Congresswoman 'Troubled' By Privacy Loophole On Student Health Records Confronts Education Department

Congresswoman 'Troubled' By Privacy Loophole On Student Health Records Confronts Education Department
FILE - In this Jan. 6, 2012, file photo, Oregon 1st Congressional District Democratic candidate Suzanne Bonamici speaks during a debate with her Republican opponent Rob Cornilles in Portland, Ore. Voters have until Tuesday to cast a ballot in the all-mail election to replace former Rep. David Wu.(AP Photo/Don Ryan, file)
FILE - In this Jan. 6, 2012, file photo, Oregon 1st Congressional District Democratic candidate Suzanne Bonamici speaks during a debate with her Republican opponent Rob Cornilles in Portland, Ore. Voters have until Tuesday to cast a ballot in the all-mail election to replace former Rep. David Wu.(AP Photo/Don Ryan, file)

Rep. Suzanne Bonamici (D-Ore.) on Wednesday sent a letter to the U.S. Department of Education expressing concern that current federal law may permit universities to review a student's medical records without their permission.

"I am troubled that there appears to be a loophole in federal privacy law that allows the personal and private conversations a student has after a traumatic experience to be released by a university under the laws governing educational records," Bonamici said in a statement. "Students who seek treatment on campus deserve the same level of privacy as other patients, whose medical records are protected under federal health law."

The letter follows a controversy at the University of Oregon, where a student who said she was gang raped by three basketball players claims the school inappropriately accessed her medical records prior to her filing a federal lawsuit against the institution. Employees of the university's counseling center have backed up the student's claim, writing in a January letter obtained by The Huffington Post that the school accessed her clinical records "without the client's permission or consent and without proper authorization prior to any litigation occurring."

The university has maintained it did not review her records, and that transferring them to the general counsel's office was done lawfully under the Family Educational Rights and Privacy Act. Katie Rose Guest Pryal, a former University of North Carolina-Chapel Hill law professor, wrote earlier this month that the university is right -- however disconcerting that may be.

* * * *

▶ WHAT IS REQUIRED
Continue the news story about the student health records loophole, starting right after its final sentence.

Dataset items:

* * * *

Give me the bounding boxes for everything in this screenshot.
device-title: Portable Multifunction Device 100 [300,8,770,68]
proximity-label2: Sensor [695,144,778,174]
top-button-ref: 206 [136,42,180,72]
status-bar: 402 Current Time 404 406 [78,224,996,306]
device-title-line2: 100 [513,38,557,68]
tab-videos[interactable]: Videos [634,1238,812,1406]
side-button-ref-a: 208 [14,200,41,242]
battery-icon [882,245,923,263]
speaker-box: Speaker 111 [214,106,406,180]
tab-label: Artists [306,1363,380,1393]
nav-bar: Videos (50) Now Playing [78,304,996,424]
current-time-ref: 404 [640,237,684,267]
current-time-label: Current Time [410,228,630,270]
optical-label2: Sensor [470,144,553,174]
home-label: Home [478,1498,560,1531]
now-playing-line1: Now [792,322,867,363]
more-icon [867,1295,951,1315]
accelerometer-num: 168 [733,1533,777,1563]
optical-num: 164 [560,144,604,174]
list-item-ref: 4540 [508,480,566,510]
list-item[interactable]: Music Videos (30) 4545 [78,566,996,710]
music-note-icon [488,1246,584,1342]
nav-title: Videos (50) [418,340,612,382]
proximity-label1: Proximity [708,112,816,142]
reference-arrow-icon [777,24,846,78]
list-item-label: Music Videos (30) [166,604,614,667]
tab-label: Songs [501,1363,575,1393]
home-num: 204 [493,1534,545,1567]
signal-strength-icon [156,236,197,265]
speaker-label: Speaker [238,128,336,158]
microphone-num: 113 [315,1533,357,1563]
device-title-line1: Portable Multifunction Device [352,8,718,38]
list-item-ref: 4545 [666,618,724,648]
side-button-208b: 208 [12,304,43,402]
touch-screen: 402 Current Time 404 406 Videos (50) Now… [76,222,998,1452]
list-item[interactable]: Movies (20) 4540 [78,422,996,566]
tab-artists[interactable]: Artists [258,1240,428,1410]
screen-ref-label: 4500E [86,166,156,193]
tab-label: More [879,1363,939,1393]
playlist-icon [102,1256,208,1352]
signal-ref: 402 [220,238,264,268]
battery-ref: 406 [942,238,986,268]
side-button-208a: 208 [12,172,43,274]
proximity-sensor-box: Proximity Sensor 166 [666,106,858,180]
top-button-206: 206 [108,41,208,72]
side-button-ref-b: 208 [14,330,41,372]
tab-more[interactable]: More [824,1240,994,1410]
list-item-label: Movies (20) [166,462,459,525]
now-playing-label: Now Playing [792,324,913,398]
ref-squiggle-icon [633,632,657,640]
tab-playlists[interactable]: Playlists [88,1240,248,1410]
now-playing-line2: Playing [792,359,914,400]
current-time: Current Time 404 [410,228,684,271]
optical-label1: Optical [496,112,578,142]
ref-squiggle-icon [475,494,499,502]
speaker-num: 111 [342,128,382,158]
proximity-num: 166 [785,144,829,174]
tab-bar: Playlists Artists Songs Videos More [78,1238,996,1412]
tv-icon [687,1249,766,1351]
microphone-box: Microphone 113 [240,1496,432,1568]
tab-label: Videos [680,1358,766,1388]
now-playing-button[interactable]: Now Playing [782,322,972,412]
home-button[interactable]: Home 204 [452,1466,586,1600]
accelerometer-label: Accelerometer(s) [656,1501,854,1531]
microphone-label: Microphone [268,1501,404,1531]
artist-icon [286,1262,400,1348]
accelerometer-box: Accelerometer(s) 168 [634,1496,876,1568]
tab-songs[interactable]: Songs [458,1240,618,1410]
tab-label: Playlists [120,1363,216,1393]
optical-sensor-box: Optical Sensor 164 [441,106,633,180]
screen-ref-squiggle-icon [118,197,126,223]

* * * *

▶ ANSWER TO THE EXERCISE
"If you are a student and seek counseling at your college's counseling center, your medical records are most likely not protected by the typical medical-privacy laws, otherwise known as the Health Insurance Portability and Accountability Act," Guest Pryal wrote in the Chronicle of Higher Education. "Instead, they fall under the aegis of FERPA, just as Oregon said. And compared with HIPAA, FERPA is about as protective as cheesecloth."

But Bonamici said she wanted this confusion to be explained. She asked the Education Department if federal regulation or guidance blocks a school from sharing students' treatment records with "other offices of an institution that are not involved in students' treatment" and if there's any law limiting "whether an institution may declare that a treatment record is being used for a non-treatment purpose."

Bonamici's office told HuffPost they'll wait to see how the Education Department responds, but aren't ruling out drafting legislation if they believe there's a loophole in FERPA that needs closed.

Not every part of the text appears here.